───── Record extracts ─────
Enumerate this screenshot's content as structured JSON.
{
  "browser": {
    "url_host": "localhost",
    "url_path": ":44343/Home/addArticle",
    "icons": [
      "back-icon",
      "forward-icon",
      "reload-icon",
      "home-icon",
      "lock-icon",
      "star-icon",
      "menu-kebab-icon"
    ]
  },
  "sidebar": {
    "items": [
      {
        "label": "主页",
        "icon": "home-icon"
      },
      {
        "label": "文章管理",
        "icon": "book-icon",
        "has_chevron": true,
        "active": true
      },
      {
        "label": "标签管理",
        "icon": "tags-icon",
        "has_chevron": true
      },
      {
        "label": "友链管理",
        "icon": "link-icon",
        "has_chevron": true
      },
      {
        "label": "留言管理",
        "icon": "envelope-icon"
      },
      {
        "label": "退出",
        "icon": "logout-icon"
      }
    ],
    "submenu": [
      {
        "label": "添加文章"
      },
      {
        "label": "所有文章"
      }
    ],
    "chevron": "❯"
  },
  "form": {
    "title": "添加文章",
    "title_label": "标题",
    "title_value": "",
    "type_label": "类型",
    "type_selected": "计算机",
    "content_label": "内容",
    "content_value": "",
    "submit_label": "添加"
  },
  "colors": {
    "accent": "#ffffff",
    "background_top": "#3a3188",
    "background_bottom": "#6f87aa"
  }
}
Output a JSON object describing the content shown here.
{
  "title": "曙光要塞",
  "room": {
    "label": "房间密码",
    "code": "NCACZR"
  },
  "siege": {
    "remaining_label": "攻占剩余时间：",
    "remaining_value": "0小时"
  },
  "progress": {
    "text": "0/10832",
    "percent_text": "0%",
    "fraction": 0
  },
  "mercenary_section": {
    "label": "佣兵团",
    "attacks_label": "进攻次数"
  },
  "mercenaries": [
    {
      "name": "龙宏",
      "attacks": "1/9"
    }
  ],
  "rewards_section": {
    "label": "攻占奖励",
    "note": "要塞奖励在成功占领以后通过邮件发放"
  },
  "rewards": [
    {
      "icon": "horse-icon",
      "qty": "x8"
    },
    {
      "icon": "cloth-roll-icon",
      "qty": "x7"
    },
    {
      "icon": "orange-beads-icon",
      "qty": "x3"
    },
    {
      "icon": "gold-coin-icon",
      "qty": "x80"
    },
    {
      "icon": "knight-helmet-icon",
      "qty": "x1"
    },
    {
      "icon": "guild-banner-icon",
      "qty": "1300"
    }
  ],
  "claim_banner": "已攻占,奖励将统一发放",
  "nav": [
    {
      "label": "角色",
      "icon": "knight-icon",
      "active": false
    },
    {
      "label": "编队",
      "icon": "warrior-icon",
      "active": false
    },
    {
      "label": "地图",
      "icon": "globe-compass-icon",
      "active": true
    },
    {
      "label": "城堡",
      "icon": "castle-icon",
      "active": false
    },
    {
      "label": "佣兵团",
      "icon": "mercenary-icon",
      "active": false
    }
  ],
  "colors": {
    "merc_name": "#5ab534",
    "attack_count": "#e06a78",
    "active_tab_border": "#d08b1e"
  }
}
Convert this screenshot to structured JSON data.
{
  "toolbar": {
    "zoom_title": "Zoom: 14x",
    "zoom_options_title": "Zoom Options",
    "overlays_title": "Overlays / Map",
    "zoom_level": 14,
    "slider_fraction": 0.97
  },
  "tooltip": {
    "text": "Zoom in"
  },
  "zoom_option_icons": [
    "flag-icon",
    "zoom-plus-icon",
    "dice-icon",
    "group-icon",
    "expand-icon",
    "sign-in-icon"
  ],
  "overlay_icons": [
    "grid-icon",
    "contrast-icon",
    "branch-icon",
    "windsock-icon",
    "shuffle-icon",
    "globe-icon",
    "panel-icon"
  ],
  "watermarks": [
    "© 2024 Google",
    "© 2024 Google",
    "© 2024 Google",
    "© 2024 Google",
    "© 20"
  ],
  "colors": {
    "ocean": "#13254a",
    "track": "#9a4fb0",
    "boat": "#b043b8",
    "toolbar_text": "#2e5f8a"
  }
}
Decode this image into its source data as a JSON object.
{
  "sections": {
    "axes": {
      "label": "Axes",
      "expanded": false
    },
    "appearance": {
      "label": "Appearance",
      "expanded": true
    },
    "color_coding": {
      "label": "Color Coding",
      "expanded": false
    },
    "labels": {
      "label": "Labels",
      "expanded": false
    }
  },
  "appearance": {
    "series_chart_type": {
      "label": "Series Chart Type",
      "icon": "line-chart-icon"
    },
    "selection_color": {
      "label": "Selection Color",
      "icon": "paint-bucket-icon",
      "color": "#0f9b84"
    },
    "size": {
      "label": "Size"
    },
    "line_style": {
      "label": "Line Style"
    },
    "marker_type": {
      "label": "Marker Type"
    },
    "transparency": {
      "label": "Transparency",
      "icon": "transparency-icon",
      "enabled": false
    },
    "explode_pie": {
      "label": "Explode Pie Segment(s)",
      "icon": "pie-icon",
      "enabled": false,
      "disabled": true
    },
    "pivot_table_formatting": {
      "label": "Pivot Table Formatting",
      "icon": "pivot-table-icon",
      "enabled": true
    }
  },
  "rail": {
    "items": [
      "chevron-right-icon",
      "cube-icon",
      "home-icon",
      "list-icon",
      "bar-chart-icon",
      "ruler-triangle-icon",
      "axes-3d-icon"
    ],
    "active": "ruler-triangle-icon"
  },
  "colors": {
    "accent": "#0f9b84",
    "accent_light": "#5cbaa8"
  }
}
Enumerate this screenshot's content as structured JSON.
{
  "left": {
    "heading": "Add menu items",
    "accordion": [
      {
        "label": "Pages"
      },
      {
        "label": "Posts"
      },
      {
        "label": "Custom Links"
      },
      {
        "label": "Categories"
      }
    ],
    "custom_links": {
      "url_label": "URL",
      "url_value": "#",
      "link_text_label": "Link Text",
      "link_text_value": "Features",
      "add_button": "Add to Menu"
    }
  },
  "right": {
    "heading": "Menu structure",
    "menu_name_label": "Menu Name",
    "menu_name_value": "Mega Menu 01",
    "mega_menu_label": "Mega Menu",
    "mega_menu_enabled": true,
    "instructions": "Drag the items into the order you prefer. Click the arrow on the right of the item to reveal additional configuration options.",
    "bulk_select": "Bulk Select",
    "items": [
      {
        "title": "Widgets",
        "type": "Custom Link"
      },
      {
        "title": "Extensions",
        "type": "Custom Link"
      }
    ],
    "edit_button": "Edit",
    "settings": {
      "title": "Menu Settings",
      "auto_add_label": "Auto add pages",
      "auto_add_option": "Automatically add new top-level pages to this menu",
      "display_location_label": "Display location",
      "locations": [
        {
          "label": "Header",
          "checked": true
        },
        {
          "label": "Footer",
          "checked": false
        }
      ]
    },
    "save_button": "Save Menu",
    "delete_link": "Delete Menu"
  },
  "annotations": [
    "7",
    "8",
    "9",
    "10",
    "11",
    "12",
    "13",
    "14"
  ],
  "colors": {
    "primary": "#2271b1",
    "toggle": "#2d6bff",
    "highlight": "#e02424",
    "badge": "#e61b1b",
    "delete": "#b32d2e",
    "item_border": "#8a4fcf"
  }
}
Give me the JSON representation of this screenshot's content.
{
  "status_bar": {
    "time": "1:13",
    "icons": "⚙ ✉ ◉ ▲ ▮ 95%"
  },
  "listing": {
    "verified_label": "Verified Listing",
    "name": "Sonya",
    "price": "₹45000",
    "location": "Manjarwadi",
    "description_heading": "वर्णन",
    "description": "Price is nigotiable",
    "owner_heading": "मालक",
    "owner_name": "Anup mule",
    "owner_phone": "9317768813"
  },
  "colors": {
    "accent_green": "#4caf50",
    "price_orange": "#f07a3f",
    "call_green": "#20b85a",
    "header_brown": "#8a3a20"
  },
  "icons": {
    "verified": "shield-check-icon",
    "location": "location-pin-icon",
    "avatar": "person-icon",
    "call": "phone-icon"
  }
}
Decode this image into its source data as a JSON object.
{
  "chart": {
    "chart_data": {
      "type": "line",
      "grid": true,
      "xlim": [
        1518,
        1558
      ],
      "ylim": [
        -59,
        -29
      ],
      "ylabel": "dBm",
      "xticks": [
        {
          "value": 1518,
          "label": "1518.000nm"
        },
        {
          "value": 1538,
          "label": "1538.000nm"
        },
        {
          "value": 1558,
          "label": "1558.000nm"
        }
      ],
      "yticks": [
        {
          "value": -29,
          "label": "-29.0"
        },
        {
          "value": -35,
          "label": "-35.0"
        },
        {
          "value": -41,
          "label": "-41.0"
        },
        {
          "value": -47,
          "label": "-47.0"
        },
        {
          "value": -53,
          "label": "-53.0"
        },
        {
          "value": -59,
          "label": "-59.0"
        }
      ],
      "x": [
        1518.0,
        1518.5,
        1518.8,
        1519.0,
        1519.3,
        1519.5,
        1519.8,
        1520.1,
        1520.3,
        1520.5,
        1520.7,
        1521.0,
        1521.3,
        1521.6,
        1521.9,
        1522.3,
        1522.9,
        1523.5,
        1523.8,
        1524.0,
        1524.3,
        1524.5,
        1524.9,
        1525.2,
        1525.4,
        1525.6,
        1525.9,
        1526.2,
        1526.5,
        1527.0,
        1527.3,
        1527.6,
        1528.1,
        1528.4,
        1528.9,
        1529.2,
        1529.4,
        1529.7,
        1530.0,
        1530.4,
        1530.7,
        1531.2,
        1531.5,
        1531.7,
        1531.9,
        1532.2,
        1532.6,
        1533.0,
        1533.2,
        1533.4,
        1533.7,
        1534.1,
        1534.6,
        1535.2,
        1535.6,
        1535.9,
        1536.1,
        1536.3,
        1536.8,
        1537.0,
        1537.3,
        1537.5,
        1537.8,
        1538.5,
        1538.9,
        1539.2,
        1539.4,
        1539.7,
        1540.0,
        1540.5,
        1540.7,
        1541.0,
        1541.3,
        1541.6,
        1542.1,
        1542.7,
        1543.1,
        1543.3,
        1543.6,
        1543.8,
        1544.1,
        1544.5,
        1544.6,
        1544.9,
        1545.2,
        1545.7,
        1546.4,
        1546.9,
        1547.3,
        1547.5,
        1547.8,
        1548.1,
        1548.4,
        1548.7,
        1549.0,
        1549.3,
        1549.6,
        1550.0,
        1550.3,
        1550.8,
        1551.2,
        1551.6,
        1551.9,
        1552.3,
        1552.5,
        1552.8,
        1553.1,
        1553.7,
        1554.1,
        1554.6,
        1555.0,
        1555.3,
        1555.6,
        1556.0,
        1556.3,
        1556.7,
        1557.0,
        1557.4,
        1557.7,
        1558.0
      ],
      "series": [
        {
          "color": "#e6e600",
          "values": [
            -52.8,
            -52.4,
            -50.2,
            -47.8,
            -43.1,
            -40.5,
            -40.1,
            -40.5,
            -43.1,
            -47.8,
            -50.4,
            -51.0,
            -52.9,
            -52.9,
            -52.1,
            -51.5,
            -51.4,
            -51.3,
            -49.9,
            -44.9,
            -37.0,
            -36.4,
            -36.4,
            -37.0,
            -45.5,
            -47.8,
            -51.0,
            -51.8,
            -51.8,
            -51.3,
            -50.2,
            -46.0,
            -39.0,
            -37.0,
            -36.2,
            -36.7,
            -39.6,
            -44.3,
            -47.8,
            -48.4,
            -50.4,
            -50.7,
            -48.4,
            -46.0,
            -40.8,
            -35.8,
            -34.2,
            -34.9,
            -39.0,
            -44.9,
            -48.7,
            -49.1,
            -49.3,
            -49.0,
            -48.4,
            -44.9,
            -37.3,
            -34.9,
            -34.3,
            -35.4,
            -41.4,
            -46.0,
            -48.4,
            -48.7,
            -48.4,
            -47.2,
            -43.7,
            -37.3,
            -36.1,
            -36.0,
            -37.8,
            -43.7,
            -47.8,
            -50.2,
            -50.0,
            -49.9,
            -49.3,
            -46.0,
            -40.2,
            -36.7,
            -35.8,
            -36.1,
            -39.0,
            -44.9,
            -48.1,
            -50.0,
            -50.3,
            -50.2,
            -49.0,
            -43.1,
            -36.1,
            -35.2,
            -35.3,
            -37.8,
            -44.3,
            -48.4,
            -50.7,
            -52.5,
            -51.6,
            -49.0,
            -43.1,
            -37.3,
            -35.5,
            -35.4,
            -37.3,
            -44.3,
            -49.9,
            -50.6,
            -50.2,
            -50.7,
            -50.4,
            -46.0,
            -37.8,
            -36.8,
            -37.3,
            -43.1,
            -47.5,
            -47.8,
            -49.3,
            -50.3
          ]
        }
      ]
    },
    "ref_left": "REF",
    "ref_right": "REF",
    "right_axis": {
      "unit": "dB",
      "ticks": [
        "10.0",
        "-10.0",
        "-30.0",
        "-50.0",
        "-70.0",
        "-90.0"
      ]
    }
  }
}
─────
■ Problem details: List every line above that contains the word "this".

■ The completed task:
Enumerate this screenshot's content as structured JSON.
Convert this screenshot to structured JSON data.
Decode this image into its source data as a JSON object.
Enumerate this screenshot's content as structured JSON.
      "auto_add_option": "Automatically add new top-level pages to this menu",
Give me the JSON representation of this screenshot's content.
Decode this image into its source data as a JSON object.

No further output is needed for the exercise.